## Exercise requirements:
Write out every entry word for word.

## Records to use:

::::

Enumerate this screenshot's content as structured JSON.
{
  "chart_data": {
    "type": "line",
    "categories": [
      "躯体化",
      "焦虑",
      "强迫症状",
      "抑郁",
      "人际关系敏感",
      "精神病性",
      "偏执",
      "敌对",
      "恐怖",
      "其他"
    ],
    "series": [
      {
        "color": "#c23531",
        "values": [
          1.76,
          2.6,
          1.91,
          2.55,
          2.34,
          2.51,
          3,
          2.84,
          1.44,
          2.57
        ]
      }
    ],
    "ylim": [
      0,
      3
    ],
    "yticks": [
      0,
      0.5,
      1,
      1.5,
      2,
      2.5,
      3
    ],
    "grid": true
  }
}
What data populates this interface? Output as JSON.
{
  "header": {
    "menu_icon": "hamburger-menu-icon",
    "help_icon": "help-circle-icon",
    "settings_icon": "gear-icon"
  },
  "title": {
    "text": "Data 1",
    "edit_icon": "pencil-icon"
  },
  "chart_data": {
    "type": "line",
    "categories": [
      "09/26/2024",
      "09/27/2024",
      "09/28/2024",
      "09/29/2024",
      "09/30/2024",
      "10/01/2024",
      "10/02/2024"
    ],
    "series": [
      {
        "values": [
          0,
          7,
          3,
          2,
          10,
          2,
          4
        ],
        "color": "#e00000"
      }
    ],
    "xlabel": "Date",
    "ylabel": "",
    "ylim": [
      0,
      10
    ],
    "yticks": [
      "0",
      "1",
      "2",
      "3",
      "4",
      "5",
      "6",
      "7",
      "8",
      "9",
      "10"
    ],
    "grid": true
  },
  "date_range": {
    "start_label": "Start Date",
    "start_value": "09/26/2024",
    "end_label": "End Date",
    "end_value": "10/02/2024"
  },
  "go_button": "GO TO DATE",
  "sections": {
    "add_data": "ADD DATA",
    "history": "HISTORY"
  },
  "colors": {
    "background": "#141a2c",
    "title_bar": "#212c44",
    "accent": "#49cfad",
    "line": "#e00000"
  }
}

::::

## Solved problem:
Enumerate this screenshot's content as structured JSON.
{
  "chart_data": {
    "type": "line",
    "categories": [
      "躯体化",
      "焦虑",
      "强迫症状",
      "抑郁",
      "人际关系敏感",
      "精神病性",
      "偏执",
      "敌对",
      "恐怖",
      "其他"
    ],
    "series": [
      {
        "color": "#c23531",
        "values": [
          1.76,
          2.6,
          1.91,
          2.55,
          2.34,
          2.51,
          3,
          2.84,
          1.44,
          2.57
        ]
      }
    ],
    "ylim": [
      0,
      3
    ],
    "yticks": [
      0,
      0.5,
      1,
      1.5,
      2,
      2.5,
      3
    ],
    "grid": true
  }
}
What data populates this interface? Output as JSON.
{
  "header": {
    "menu_icon": "hamburger-menu-icon",
    "help_icon": "help-circle-icon",
    "settings_icon": "gear-icon"
  },
  "title": {
    "text": "Data 1",
    "edit_icon": "pencil-icon"
  },
  "chart_data": {
    "type": "line",
    "categories": [
      "09/26/2024",
      "09/27/2024",
      "09/28/2024",
      "09/29/2024",
      "09/30/2024",
      "10/01/2024",
      "10/02/2024"
    ],
    "series": [
      {
        "values": [
          0,
          7,
          3,
          2,
          10,
          2,
          4
        ],
        "color": "#e00000"
      }
    ],
    "xlabel": "Date",
    "ylabel": "",
    "ylim": [
      0,
      10
    ],
    "yticks": [
      "0",
      "1",
      "2",
      "3",
      "4",
      "5",
      "6",
      "7",
      "8",
      "9",
      "10"
    ],
    "grid": true
  },
  "date_range": {
    "start_label": "Start Date",
    "start_value": "09/26/2024",
    "end_label": "End Date",
    "end_value": "10/02/2024"
  },
  "go_button": "GO TO DATE",
  "sections": {
    "add_data": "ADD DATA",
    "history": "HISTORY"
  },
  "colors": {
    "background": "#141a2c",
    "title_bar": "#212c44",
    "accent": "#49cfad",
    "line": "#e00000"
  }
}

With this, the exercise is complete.